◆ Entries
....................
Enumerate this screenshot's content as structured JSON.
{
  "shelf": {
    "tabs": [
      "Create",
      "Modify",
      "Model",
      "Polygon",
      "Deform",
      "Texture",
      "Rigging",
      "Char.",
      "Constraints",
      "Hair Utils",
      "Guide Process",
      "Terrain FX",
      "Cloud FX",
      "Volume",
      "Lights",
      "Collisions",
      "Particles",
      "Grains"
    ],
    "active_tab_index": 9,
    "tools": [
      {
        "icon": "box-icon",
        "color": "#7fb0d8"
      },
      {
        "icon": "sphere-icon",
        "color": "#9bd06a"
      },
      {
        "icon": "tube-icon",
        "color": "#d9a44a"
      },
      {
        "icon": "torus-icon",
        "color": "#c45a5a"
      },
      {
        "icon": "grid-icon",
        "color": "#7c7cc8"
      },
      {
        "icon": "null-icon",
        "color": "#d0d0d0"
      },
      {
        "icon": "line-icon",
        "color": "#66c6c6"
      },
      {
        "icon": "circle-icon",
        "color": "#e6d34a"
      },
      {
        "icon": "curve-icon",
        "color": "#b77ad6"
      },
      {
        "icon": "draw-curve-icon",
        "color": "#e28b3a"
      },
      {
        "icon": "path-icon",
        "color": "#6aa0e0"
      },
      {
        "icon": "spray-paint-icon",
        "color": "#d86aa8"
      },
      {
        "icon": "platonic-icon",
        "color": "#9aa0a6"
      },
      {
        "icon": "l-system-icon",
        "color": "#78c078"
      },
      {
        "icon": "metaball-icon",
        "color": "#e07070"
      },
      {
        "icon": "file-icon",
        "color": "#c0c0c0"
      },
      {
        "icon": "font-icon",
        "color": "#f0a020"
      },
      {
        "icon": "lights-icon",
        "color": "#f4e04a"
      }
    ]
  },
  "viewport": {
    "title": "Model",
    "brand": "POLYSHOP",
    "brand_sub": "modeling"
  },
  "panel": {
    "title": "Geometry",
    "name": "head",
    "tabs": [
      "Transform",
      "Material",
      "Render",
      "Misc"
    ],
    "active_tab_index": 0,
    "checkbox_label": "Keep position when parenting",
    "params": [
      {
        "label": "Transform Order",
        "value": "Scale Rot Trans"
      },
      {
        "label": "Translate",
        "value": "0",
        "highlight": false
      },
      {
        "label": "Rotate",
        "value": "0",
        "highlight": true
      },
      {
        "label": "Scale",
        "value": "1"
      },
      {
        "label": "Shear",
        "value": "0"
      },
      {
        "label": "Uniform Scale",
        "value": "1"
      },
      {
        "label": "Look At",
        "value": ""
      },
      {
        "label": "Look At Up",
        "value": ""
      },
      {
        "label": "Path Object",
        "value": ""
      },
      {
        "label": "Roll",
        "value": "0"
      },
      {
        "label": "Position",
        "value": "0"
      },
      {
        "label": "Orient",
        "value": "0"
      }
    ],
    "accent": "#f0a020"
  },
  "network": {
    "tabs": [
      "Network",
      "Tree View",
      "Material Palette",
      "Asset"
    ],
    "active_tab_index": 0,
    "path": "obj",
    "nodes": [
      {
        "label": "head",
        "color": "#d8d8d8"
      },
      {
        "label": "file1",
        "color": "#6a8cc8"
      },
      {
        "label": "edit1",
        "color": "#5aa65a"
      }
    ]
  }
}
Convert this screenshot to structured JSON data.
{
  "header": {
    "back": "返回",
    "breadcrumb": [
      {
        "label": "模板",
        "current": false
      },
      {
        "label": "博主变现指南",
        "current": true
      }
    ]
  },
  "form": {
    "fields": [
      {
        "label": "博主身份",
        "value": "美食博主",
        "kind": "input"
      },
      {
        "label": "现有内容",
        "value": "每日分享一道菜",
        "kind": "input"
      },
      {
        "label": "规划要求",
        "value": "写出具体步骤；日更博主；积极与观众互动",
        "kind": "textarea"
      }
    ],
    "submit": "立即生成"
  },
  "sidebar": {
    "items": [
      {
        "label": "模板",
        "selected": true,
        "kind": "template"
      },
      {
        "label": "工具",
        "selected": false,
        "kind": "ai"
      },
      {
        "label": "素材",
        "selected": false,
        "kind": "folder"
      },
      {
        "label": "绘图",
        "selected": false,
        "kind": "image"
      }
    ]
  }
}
....................
◆ To do
Your task is to quote all of the data word for word.

◆ Solution to the exercise
Enumerate this screenshot's content as structured JSON.
{
  "shelf": {
    "tabs": [
      "Create",
      "Modify",
      "Model",
      "Polygon",
      "Deform",
      "Texture",
      "Rigging",
      "Char.",
      "Constraints",
      "Hair Utils",
      "Guide Process",
      "Terrain FX",
      "Cloud FX",
      "Volume",
      "Lights",
      "Collisions",
      "Particles",
      "Grains"
    ],
    "active_tab_index": 9,
    "tools": [
      {
        "icon": "box-icon",
        "color": "#7fb0d8"
      },
      {
        "icon": "sphere-icon",
        "color": "#9bd06a"
      },
      {
        "icon": "tube-icon",
        "color": "#d9a44a"
      },
      {
        "icon": "torus-icon",
        "color": "#c45a5a"
      },
      {
        "icon": "grid-icon",
        "color": "#7c7cc8"
      },
      {
        "icon": "null-icon",
        "color": "#d0d0d0"
      },
      {
        "icon": "line-icon",
        "color": "#66c6c6"
      },
      {
        "icon": "circle-icon",
        "color": "#e6d34a"
      },
      {
        "icon": "curve-icon",
        "color": "#b77ad6"
      },
      {
        "icon": "draw-curve-icon",
        "color": "#e28b3a"
      },
      {
        "icon": "path-icon",
        "color": "#6aa0e0"
      },
      {
        "icon": "spray-paint-icon",
        "color": "#d86aa8"
      },
      {
        "icon": "platonic-icon",
        "color": "#9aa0a6"
      },
      {
        "icon": "l-system-icon",
        "color": "#78c078"
      },
      {
        "icon": "metaball-icon",
        "color": "#e07070"
      },
      {
        "icon": "file-icon",
        "color": "#c0c0c0"
      },
      {
        "icon": "font-icon",
        "color": "#f0a020"
      },
      {
        "icon": "lights-icon",
        "color": "#f4e04a"
      }
    ]
  },
  "viewport": {
    "title": "Model",
    "brand": "POLYSHOP",
    "brand_sub": "modeling"
  },
  "panel": {
    "title": "Geometry",
    "name": "head",
    "tabs": [
      "Transform",
      "Material",
      "Render",
      "Misc"
    ],
    "active_tab_index": 0,
    "checkbox_label": "Keep position when parenting",
    "params": [
      {
        "label": "Transform Order",
        "value": "Scale Rot Trans"
      },
      {
        "label": "Translate",
        "value": "0",
        "highlight": false
      },
      {
        "label": "Rotate",
        "value": "0",
        "highlight": true
      },
      {
        "label": "Scale",
        "value": "1"
      },
      {
        "label": "Shear",
        "value": "0"
      },
      {
        "label": "Uniform Scale",
        "value": "1"
      },
      {
        "label": "Look At",
        "value": ""
      },
      {
        "label": "Look At Up",
        "value": ""
      },
      {
        "label": "Path Object",
        "value": ""
      },
      {
        "label": "Roll",
        "value": "0"
      },
      {
        "label": "Position",
        "value": "0"
      },
      {
        "label": "Orient",
        "value": "0"
      }
    ],
    "accent": "#f0a020"
  },
  "network": {
    "tabs": [
      "Network",
      "Tree View",
      "Material Palette",
      "Asset"
    ],
    "active_tab_index": 0,
    "path": "obj",
    "nodes": [
      {
        "label": "head",
        "color": "#d8d8d8"
      },
      {
        "label": "file1",
        "color": "#6a8cc8"
      },
      {
        "label": "edit1",
        "color": "#5aa65a"
      }
    ]
  }
}
Convert this screenshot to structured JSON data.
{
  "header": {
    "back": "返回",
    "breadcrumb": [
      {
        "label": "模板",
        "current": false
      },
      {
        "label": "博主变现指南",
        "current": true
      }
    ]
  },
  "form": {
    "fields": [
      {
        "label": "博主身份",
        "value": "美食博主",
        "kind": "input"
      },
      {
        "label": "现有内容",
        "value": "每日分享一道菜",
        "kind": "input"
      },
      {
        "label": "规划要求",
        "value": "写出具体步骤；日更博主；积极与观众互动",
        "kind": "textarea"
      }
    ],
    "submit": "立即生成"
  },
  "sidebar": {
    "items": [
      {
        "label": "模板",
        "selected": true,
        "kind": "template"
      },
      {
        "label": "工具",
        "selected": false,
        "kind": "ai"
      },
      {
        "label": "素材",
        "selected": false,
        "kind": "folder"
      },
      {
        "label": "绘图",
        "selected": false,
        "kind": "image"
      }
    ]
  }
}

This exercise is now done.